- **WHAT IS REQUIRED**: Transcribe the records that follow exactly. Skip the pictures.
================
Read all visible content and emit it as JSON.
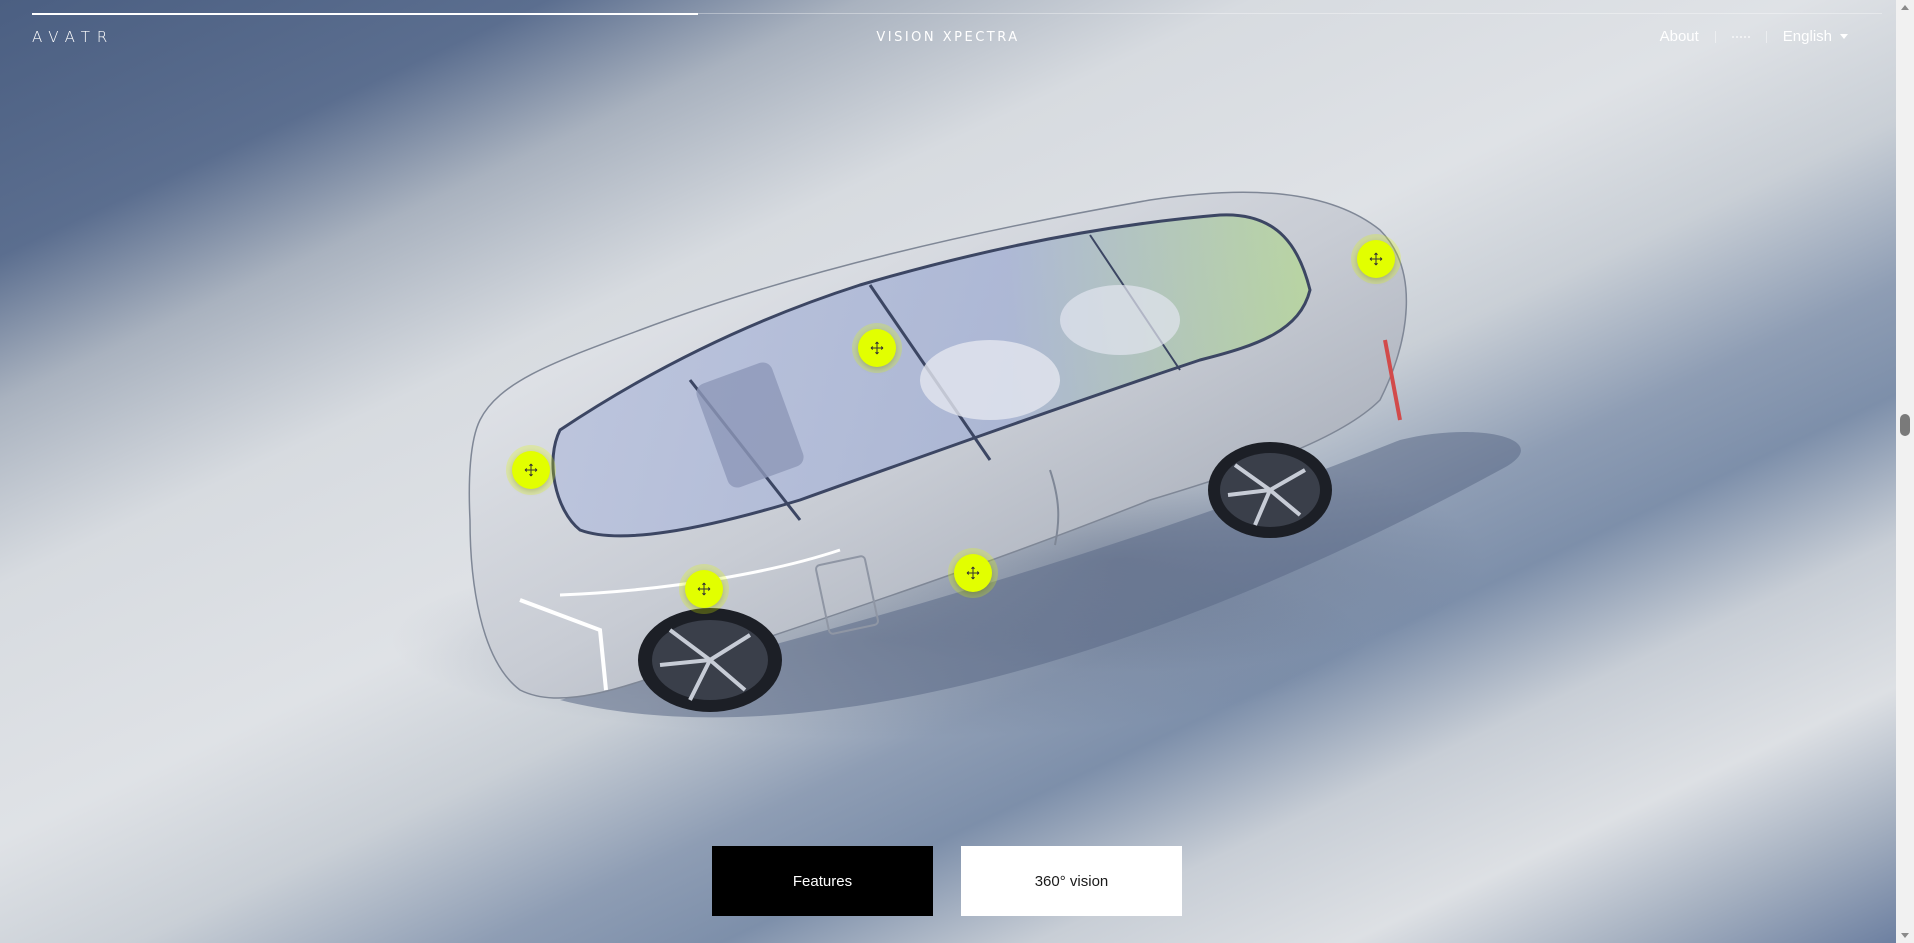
{
  "header": {
    "logo": "AVATR",
    "title": "VISION XPECTRA",
    "nav": {
      "about_label": "About",
      "language_label": "English"
    },
    "progress_fraction": 0.36
  },
  "hotspots": [
    {
      "name": "hotspot-roof",
      "icon": "move-cross-icon"
    },
    {
      "name": "hotspot-rear",
      "icon": "move-cross-icon"
    },
    {
      "name": "hotspot-front",
      "icon": "move-cross-icon"
    },
    {
      "name": "hotspot-front-wheel",
      "icon": "move-cross-icon"
    },
    {
      "name": "hotspot-door",
      "icon": "move-cross-icon"
    }
  ],
  "buttons": {
    "features_label": "Features",
    "vision_label": "360° vision"
  },
  "colors": {
    "hotspot": "#e2ff00",
    "primary_button": "#000000",
    "secondary_button": "#ffffff"
  }
}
================
- **WRITTEN REPLY**:
Read all visible content and emit it as JSON.
{
  "header": {
    "logo": "AVATR",
    "title": "VISION XPECTRA",
    "nav": {
      "about_label": "About",
      "language_label": "English"
    },
    "progress_fraction": 0.36
  },
  "hotspots": [
    {
      "name": "hotspot-roof",
      "icon": "move-cross-icon"
    },
    {
      "name": "hotspot-rear",
      "icon": "move-cross-icon"
    },
    {
      "name": "hotspot-front",
      "icon": "move-cross-icon"
    },
    {
      "name": "hotspot-front-wheel",
      "icon": "move-cross-icon"
    },
    {
      "name": "hotspot-door",
      "icon": "move-cross-icon"
    }
  ],
  "buttons": {
    "features_label": "Features",
    "vision_label": "360° vision"
  },
  "colors": {
    "hotspot": "#e2ff00",
    "primary_button": "#000000",
    "secondary_button": "#ffffff"
  }
}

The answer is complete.